Recorded data:
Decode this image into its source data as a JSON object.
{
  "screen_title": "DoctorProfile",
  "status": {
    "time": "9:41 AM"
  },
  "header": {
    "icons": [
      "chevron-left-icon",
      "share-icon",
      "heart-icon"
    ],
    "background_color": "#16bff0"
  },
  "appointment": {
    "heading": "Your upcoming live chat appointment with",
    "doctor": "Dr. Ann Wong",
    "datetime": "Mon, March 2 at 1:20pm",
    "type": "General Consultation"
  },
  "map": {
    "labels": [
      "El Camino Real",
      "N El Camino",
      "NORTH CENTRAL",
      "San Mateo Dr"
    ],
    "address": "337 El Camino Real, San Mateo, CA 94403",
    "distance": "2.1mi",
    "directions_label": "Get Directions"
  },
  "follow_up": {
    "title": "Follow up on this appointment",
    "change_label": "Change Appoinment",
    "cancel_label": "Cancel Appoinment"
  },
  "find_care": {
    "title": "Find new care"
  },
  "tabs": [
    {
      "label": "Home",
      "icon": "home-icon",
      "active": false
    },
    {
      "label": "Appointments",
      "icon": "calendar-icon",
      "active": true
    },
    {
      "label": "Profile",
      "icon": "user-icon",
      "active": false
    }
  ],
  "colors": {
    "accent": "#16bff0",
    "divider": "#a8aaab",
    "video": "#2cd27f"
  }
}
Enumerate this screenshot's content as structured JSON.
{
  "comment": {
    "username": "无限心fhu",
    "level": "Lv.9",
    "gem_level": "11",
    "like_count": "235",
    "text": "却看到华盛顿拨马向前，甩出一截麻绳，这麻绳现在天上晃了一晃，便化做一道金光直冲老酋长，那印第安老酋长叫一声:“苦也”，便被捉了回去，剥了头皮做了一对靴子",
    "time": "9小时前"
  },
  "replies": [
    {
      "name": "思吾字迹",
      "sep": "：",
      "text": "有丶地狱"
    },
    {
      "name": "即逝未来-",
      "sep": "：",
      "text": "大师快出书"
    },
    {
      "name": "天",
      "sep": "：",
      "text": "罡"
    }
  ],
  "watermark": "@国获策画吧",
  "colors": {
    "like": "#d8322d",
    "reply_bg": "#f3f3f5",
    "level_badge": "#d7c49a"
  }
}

#### [STATED TASK]
Return each full line of the entries that contains the word "Mateo".

#### [RESULT FOR THIS TASK]
      "San Mateo Dr"
    "address": "337 El Camino Real, San Mateo, CA 94403",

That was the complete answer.